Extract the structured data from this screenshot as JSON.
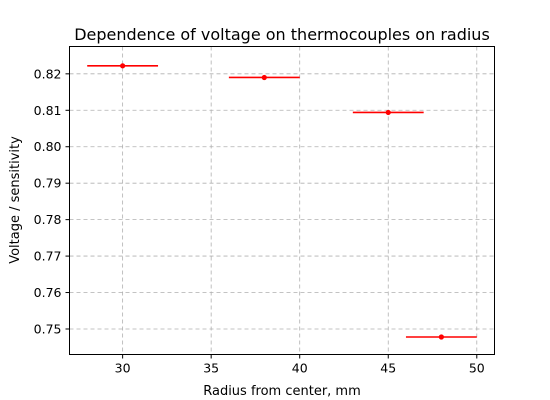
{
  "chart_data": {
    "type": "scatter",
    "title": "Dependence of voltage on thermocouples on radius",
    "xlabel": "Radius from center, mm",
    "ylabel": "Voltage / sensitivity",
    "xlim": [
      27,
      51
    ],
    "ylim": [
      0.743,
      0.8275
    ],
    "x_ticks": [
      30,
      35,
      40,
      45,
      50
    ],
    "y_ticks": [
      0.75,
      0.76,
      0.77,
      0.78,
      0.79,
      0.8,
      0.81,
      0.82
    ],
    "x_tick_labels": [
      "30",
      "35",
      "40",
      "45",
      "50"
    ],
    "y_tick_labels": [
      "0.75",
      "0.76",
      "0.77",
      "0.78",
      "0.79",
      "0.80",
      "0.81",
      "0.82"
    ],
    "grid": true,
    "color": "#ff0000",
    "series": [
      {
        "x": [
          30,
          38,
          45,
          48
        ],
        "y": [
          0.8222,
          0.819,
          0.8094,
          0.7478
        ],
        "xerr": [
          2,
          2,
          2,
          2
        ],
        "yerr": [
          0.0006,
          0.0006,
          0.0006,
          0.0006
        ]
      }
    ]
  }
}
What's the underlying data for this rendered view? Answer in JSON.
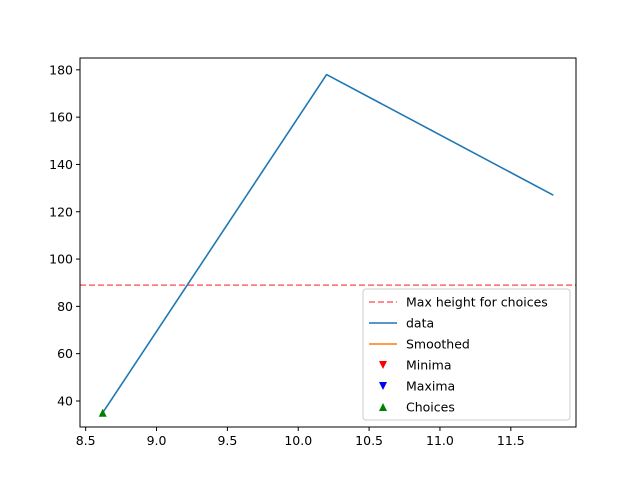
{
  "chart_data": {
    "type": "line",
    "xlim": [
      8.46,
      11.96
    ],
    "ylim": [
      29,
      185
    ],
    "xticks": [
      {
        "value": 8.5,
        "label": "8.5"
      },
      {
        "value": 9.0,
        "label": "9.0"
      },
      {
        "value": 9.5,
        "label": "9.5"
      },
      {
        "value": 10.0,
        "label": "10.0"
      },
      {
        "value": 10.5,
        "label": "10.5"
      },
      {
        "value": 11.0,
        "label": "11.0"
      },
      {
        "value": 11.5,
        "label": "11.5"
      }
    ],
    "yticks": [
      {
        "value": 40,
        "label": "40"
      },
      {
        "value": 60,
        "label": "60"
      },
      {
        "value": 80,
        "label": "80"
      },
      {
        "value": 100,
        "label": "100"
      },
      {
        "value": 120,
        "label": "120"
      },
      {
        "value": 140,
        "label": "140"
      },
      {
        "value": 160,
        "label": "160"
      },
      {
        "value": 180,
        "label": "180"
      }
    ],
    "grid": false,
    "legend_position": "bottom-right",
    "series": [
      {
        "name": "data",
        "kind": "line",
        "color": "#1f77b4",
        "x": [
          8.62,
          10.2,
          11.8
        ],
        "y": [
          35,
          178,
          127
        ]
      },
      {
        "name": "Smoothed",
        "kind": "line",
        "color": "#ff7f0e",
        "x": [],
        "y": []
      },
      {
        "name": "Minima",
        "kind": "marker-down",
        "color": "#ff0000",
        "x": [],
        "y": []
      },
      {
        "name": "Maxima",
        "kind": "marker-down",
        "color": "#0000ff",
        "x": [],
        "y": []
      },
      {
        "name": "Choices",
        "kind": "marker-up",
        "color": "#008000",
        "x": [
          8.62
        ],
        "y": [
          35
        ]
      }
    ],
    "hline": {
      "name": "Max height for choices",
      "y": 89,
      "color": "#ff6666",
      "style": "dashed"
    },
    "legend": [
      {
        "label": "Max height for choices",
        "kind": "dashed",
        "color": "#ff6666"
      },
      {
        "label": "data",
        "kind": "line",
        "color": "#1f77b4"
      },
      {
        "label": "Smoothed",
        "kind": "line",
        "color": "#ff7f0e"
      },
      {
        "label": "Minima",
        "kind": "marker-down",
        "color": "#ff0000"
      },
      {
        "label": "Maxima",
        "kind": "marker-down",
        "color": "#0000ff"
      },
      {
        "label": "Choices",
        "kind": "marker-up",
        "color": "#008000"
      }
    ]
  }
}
-- -- --
## TASK DESCRIPTION
Write out each line of the data exactly; the images should be left out.

## THE REPLY
Extract the structured data from this screenshot as JSON.
{
  "chart_data": {
    "type": "scatter",
    "title": "Dependence of voltage on thermocouples on radius",
    "xlabel": "Radius from center, mm",
    "ylabel": "Voltage / sensitivity",
    "xlim": [
      27,
      51
    ],
    "ylim": [
      0.743,
      0.8275
    ],
    "x_ticks": [
      30,
      35,
      40,
      45,
      50
    ],
    "y_ticks": [
      0.75,
      0.76,
      0.77,
      0.78,
      0.79,
      0.8,
      0.81,
      0.82
    ],
    "x_tick_labels": [
      "30",
      "35",
      "40",
      "45",
      "50"
    ],
    "y_tick_labels": [
      "0.75",
      "0.76",
      "0.77",
      "0.78",
      "0.79",
      "0.80",
      "0.81",
      "0.82"
    ],
    "grid": true,
    "color": "#ff0000",
    "series": [
      {
        "x": [
          30,
          38,
          45,
          48
        ],
        "y": [
          0.8222,
          0.819,
          0.8094,
          0.7478
        ],
        "xerr": [
          2,
          2,
          2,
          2
        ],
        "yerr": [
          0.0006,
          0.0006,
          0.0006,
          0.0006
        ]
      }
    ]
  }
}
What's the underlying data for this rendered view? Answer in JSON.
{
  "chart_data": {
    "type": "line",
    "xlim": [
      8.46,
      11.96
    ],
    "ylim": [
      29,
      185
    ],
    "xticks": [
      {
        "value": 8.5,
        "label": "8.5"
      },
      {
        "value": 9.0,
        "label": "9.0"
      },
      {
        "value": 9.5,
        "label": "9.5"
      },
      {
        "value": 10.0,
        "label": "10.0"
      },
      {
        "value": 10.5,
        "label": "10.5"
      },
      {
        "value": 11.0,
        "label": "11.0"
      },
      {
        "value": 11.5,
        "label": "11.5"
      }
    ],
    "yticks": [
      {
        "value": 40,
        "label": "40"
      },
      {
        "value": 60,
        "label": "60"
      },
      {
        "value": 80,
        "label": "80"
      },
      {
        "value": 100,
        "label": "100"
      },
      {
        "value": 120,
        "label": "120"
      },
      {
        "value": 140,
        "label": "140"
      },
      {
        "value": 160,
        "label": "160"
      },
      {
        "value": 180,
        "label": "180"
      }
    ],
    "grid": false,
    "legend_position": "bottom-right",
    "series": [
      {
        "name": "data",
        "kind": "line",
        "color": "#1f77b4",
        "x": [
          8.62,
          10.2,
          11.8
        ],
        "y": [
          35,
          178,
          127
        ]
      },
      {
        "name": "Smoothed",
        "kind": "line",
        "color": "#ff7f0e",
        "x": [],
        "y": []
      },
      {
        "name": "Minima",
        "kind": "marker-down",
        "color": "#ff0000",
        "x": [],
        "y": []
      },
      {
        "name": "Maxima",
        "kind": "marker-down",
        "color": "#0000ff",
        "x": [],
        "y": []
      },
      {
        "name": "Choices",
        "kind": "marker-up",
        "color": "#008000",
        "x": [
          8.62
        ],
        "y": [
          35
        ]
      }
    ],
    "hline": {
      "name": "Max height for choices",
      "y": 89,
      "color": "#ff6666",
      "style": "dashed"
    },
    "legend": [
      {
        "label": "Max height for choices",
        "kind": "dashed",
        "color": "#ff6666"
      },
      {
        "label": "data",
        "kind": "line",
        "color": "#1f77b4"
      },
      {
        "label": "Smoothed",
        "kind": "line",
        "color": "#ff7f0e"
      },
      {
        "label": "Minima",
        "kind": "marker-down",
        "color": "#ff0000"
      },
      {
        "label": "Maxima",
        "kind": "marker-down",
        "color": "#0000ff"
      },
      {
        "label": "Choices",
        "kind": "marker-up",
        "color": "#008000"
      }
    ]
  }
}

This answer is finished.